___ ENTRIES SUPPLIED

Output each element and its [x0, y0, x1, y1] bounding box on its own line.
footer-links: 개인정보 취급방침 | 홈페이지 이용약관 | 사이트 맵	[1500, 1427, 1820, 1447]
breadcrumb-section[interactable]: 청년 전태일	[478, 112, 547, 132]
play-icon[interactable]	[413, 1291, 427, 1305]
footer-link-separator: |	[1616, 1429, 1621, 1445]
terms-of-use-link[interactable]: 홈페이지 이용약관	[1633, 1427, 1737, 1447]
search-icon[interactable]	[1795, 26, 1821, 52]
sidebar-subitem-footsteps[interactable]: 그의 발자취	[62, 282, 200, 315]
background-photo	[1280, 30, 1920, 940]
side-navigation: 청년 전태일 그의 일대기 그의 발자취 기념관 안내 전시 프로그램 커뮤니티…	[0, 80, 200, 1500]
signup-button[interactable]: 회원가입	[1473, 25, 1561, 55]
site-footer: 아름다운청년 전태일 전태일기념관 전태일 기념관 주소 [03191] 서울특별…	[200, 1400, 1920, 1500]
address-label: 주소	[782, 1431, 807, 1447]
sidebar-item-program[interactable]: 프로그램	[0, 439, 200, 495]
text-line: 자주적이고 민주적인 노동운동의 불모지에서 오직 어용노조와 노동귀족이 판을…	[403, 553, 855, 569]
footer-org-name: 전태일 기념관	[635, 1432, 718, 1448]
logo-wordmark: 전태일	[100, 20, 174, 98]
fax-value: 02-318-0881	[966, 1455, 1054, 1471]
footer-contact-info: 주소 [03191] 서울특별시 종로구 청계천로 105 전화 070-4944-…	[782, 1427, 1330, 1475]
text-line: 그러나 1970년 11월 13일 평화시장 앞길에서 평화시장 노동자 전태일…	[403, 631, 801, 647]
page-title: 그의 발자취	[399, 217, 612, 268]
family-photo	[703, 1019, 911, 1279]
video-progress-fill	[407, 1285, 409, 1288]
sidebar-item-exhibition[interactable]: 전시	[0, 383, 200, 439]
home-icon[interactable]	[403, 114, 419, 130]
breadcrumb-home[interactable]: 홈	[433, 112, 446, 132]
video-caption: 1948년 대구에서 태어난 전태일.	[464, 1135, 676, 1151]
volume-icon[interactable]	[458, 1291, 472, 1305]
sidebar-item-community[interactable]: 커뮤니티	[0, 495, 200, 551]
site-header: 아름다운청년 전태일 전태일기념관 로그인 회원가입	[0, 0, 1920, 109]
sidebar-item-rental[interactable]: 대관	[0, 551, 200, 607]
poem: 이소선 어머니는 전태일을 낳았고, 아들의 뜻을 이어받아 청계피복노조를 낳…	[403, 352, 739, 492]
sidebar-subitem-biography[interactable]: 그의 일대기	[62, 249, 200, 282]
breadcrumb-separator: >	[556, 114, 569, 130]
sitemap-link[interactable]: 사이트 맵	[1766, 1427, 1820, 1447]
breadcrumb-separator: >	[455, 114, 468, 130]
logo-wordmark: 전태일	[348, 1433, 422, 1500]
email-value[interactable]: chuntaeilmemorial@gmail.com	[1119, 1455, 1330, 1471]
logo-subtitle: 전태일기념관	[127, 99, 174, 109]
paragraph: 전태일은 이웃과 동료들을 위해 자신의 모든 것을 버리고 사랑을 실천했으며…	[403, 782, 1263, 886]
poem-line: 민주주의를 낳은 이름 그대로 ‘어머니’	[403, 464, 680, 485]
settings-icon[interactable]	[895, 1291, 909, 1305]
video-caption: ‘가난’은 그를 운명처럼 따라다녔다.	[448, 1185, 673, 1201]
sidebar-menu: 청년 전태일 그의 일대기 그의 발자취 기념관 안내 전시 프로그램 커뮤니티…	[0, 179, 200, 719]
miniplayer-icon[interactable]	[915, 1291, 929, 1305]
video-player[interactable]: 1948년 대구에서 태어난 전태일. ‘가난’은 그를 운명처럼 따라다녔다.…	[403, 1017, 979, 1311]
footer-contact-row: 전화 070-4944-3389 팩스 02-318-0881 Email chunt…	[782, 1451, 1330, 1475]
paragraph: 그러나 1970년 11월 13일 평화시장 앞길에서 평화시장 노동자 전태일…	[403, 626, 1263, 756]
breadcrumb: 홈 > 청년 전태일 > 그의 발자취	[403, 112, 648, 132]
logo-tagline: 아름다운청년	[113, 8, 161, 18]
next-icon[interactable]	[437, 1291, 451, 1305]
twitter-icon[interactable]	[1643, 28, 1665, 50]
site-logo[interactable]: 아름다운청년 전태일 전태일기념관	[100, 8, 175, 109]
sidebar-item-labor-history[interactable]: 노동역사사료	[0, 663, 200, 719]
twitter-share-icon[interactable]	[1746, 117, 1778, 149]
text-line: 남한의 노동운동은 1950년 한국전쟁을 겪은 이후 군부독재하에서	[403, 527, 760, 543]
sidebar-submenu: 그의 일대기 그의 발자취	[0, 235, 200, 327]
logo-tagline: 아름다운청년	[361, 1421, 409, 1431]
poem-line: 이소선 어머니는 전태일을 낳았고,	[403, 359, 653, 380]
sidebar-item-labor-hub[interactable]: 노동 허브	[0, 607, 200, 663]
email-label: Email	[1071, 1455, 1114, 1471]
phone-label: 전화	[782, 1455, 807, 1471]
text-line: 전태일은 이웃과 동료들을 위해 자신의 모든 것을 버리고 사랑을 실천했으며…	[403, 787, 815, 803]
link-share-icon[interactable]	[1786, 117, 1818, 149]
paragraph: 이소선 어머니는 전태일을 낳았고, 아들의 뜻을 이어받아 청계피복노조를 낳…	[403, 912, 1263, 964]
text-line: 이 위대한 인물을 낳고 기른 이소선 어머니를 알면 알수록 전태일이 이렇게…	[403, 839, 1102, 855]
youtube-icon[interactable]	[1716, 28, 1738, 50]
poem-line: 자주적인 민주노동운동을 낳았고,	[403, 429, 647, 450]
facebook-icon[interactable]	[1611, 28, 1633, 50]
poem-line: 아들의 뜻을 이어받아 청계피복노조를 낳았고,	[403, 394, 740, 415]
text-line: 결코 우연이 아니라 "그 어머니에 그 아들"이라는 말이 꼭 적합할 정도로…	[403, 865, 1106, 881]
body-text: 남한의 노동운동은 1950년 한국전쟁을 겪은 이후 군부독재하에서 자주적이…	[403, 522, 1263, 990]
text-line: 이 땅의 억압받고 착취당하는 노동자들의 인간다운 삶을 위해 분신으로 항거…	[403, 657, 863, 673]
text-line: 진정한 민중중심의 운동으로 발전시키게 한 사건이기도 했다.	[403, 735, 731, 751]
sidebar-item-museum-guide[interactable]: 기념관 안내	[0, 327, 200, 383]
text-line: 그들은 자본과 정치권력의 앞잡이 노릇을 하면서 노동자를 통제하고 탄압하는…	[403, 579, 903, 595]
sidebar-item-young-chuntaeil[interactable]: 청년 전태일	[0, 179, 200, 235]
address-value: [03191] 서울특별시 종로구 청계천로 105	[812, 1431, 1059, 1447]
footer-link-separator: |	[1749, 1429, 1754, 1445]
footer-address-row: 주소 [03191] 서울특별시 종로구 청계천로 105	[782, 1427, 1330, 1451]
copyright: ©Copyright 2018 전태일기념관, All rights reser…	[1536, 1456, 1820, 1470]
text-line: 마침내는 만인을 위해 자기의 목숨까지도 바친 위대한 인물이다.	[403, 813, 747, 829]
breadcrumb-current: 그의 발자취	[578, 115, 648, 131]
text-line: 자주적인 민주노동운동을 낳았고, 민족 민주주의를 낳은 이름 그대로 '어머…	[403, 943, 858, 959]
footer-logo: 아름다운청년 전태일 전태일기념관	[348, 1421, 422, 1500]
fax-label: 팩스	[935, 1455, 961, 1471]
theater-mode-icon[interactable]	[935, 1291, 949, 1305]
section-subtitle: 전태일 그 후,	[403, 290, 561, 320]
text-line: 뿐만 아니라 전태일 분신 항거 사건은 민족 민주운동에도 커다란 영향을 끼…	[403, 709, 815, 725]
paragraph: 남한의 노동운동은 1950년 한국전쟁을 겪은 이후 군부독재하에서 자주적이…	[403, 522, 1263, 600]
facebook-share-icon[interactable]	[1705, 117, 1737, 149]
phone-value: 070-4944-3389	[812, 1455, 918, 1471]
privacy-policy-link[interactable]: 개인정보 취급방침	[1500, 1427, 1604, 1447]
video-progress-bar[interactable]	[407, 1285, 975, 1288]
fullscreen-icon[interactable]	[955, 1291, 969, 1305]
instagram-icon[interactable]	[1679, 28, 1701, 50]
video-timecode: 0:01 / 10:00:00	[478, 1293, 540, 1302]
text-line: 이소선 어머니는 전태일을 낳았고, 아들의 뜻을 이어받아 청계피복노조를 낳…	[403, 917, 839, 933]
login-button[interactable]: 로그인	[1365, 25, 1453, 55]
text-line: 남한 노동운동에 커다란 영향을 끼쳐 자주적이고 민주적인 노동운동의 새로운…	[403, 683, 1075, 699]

______

* **TASK DETAILS**: Reproduce the entries word for word, starting from the first line and going on through the line that contains "poem-line: 민주주의를 낳은".

* **OUTPUT FOR THIS TASK**:
Output each element and its [x0, y0, x1, y1] bounding box on its own line.
footer-links: 개인정보 취급방침 | 홈페이지 이용약관 | 사이트 맵	[1500, 1427, 1820, 1447]
breadcrumb-section[interactable]: 청년 전태일	[478, 112, 547, 132]
play-icon[interactable]	[413, 1291, 427, 1305]
footer-link-separator: |	[1616, 1429, 1621, 1445]
terms-of-use-link[interactable]: 홈페이지 이용약관	[1633, 1427, 1737, 1447]
search-icon[interactable]	[1795, 26, 1821, 52]
sidebar-subitem-footsteps[interactable]: 그의 발자취	[62, 282, 200, 315]
background-photo	[1280, 30, 1920, 940]
side-navigation: 청년 전태일 그의 일대기 그의 발자취 기념관 안내 전시 프로그램 커뮤니티…	[0, 80, 200, 1500]
signup-button[interactable]: 회원가입	[1473, 25, 1561, 55]
site-footer: 아름다운청년 전태일 전태일기념관 전태일 기념관 주소 [03191] 서울특별…	[200, 1400, 1920, 1500]
address-label: 주소	[782, 1431, 807, 1447]
sidebar-item-program[interactable]: 프로그램	[0, 439, 200, 495]
text-line: 자주적이고 민주적인 노동운동의 불모지에서 오직 어용노조와 노동귀족이 판을…	[403, 553, 855, 569]
footer-org-name: 전태일 기념관	[635, 1432, 718, 1448]
logo-wordmark: 전태일	[100, 20, 174, 98]
fax-value: 02-318-0881	[966, 1455, 1054, 1471]
footer-contact-info: 주소 [03191] 서울특별시 종로구 청계천로 105 전화 070-4944-…	[782, 1427, 1330, 1475]
text-line: 그러나 1970년 11월 13일 평화시장 앞길에서 평화시장 노동자 전태일…	[403, 631, 801, 647]
page-title: 그의 발자취	[399, 217, 612, 268]
family-photo	[703, 1019, 911, 1279]
video-progress-fill	[407, 1285, 409, 1288]
sidebar-item-exhibition[interactable]: 전시	[0, 383, 200, 439]
home-icon[interactable]	[403, 114, 419, 130]
breadcrumb-home[interactable]: 홈	[433, 112, 446, 132]
video-caption: 1948년 대구에서 태어난 전태일.	[464, 1135, 676, 1151]
volume-icon[interactable]	[458, 1291, 472, 1305]
sidebar-item-community[interactable]: 커뮤니티	[0, 495, 200, 551]
site-header: 아름다운청년 전태일 전태일기념관 로그인 회원가입	[0, 0, 1920, 109]
sidebar-item-rental[interactable]: 대관	[0, 551, 200, 607]
poem: 이소선 어머니는 전태일을 낳았고, 아들의 뜻을 이어받아 청계피복노조를 낳…	[403, 352, 739, 492]
sidebar-subitem-biography[interactable]: 그의 일대기	[62, 249, 200, 282]
breadcrumb-separator: >	[556, 114, 569, 130]
sitemap-link[interactable]: 사이트 맵	[1766, 1427, 1820, 1447]
breadcrumb-separator: >	[455, 114, 468, 130]
logo-wordmark: 전태일	[348, 1433, 422, 1500]
email-value[interactable]: chuntaeilmemorial@gmail.com	[1119, 1455, 1330, 1471]
logo-subtitle: 전태일기념관	[127, 99, 174, 109]
paragraph: 전태일은 이웃과 동료들을 위해 자신의 모든 것을 버리고 사랑을 실천했으며…	[403, 782, 1263, 886]
poem-line: 민주주의를 낳은 이름 그대로 ‘어머니’	[403, 464, 680, 485]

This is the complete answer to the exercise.